=== WORK TO DO ===
Reproduce every line in the listing that contains the word "type".

Recorded data:
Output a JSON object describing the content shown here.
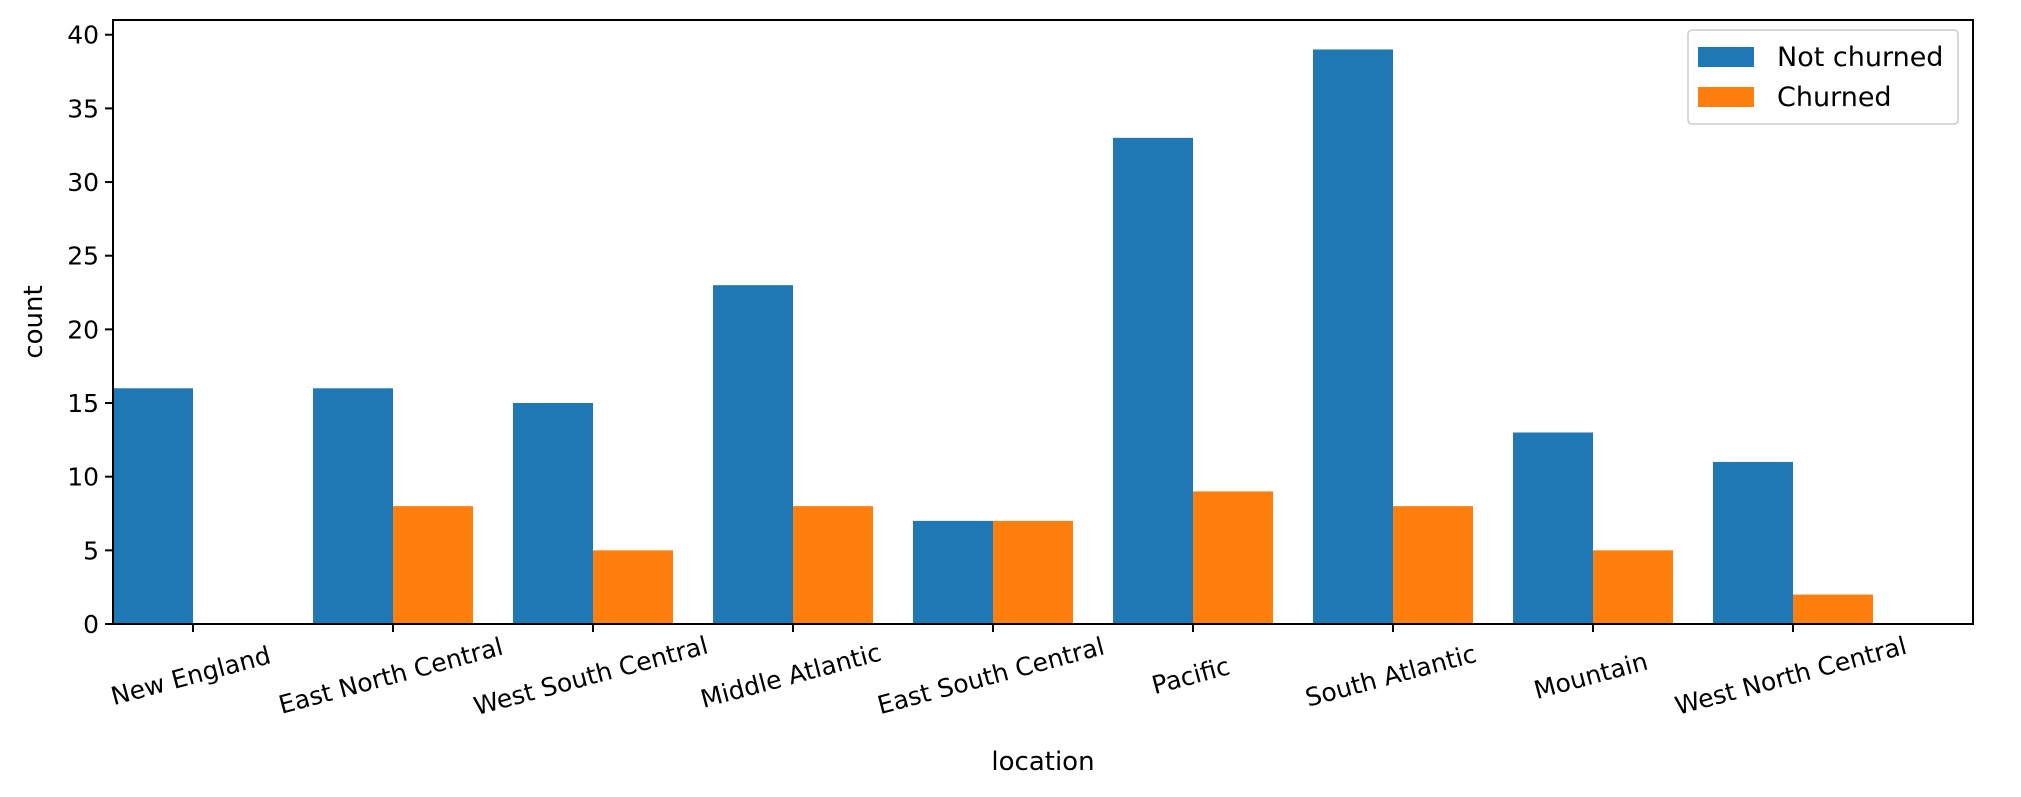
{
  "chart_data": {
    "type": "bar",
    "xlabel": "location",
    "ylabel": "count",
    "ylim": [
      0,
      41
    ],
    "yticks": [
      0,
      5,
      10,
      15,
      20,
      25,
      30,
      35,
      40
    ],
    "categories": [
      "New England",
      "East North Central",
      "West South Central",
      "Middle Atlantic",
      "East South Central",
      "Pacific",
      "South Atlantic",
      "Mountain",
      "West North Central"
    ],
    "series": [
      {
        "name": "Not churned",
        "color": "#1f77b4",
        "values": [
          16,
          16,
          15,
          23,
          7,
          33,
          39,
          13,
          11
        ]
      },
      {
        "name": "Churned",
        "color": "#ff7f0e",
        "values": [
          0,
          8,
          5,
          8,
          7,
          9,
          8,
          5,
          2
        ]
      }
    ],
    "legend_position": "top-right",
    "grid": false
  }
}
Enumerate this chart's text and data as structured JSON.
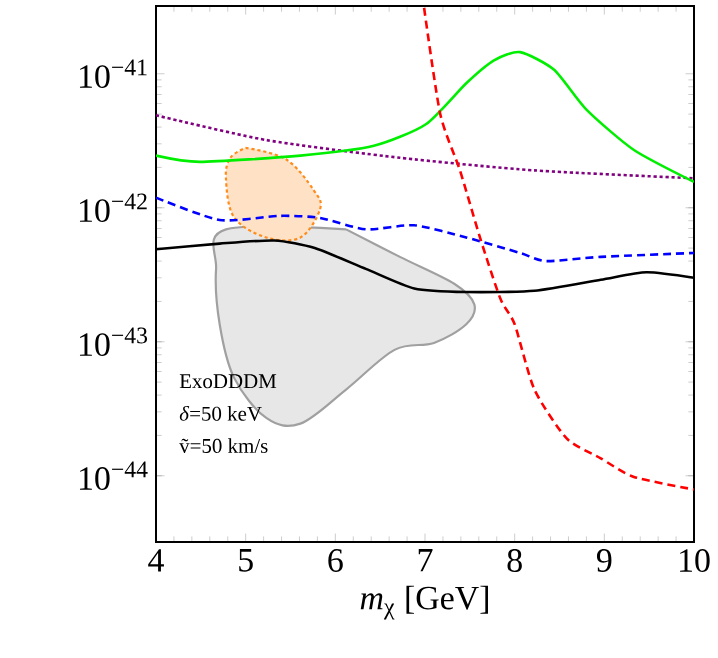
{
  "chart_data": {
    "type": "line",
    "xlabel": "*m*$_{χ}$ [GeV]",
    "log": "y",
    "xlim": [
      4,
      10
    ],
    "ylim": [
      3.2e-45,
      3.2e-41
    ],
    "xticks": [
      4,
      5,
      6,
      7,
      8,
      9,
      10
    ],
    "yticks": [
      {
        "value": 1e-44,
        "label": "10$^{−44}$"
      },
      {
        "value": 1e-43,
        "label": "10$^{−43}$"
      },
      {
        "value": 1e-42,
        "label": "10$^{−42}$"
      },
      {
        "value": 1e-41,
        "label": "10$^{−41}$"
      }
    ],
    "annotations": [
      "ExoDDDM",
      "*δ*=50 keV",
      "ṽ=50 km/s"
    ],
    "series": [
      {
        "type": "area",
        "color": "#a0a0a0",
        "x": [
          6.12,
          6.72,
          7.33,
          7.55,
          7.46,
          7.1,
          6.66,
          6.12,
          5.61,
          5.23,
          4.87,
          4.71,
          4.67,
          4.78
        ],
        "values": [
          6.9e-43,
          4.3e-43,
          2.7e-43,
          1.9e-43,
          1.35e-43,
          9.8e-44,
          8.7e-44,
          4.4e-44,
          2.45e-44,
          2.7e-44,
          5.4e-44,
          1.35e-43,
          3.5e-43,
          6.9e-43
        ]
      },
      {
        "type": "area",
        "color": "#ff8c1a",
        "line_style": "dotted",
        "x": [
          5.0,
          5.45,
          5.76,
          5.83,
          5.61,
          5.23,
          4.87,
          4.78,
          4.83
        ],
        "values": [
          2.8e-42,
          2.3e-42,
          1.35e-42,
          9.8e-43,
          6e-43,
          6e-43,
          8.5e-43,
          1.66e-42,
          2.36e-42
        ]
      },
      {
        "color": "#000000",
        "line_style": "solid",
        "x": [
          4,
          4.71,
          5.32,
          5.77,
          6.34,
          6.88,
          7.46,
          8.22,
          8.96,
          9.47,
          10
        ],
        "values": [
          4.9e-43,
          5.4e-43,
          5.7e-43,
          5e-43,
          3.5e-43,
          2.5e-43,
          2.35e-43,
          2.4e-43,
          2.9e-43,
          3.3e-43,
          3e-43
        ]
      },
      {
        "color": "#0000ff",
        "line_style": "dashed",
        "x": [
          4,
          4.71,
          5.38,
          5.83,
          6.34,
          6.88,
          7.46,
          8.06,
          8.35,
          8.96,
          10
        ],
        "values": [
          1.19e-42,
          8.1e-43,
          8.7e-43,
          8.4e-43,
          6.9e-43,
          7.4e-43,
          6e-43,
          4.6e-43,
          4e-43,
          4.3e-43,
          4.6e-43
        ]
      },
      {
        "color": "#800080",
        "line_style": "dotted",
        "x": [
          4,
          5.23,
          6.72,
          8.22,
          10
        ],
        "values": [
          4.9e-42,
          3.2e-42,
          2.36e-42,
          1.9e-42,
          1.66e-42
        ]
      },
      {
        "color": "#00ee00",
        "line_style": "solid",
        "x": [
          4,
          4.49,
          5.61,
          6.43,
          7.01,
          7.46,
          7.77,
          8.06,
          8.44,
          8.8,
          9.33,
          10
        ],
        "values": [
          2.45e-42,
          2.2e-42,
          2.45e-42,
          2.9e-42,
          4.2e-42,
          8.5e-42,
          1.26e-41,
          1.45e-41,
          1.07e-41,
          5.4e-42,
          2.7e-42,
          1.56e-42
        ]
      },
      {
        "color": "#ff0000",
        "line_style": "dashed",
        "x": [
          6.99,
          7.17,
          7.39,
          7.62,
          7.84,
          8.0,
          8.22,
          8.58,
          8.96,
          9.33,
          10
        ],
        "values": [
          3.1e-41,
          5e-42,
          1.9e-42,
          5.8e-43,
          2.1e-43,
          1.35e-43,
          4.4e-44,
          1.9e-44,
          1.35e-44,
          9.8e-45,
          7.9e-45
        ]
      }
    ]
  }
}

=== COMPLETE RESPONSE ===
    "type": "bar",
    "type": "line",
        "type": "area",
        "type": "area",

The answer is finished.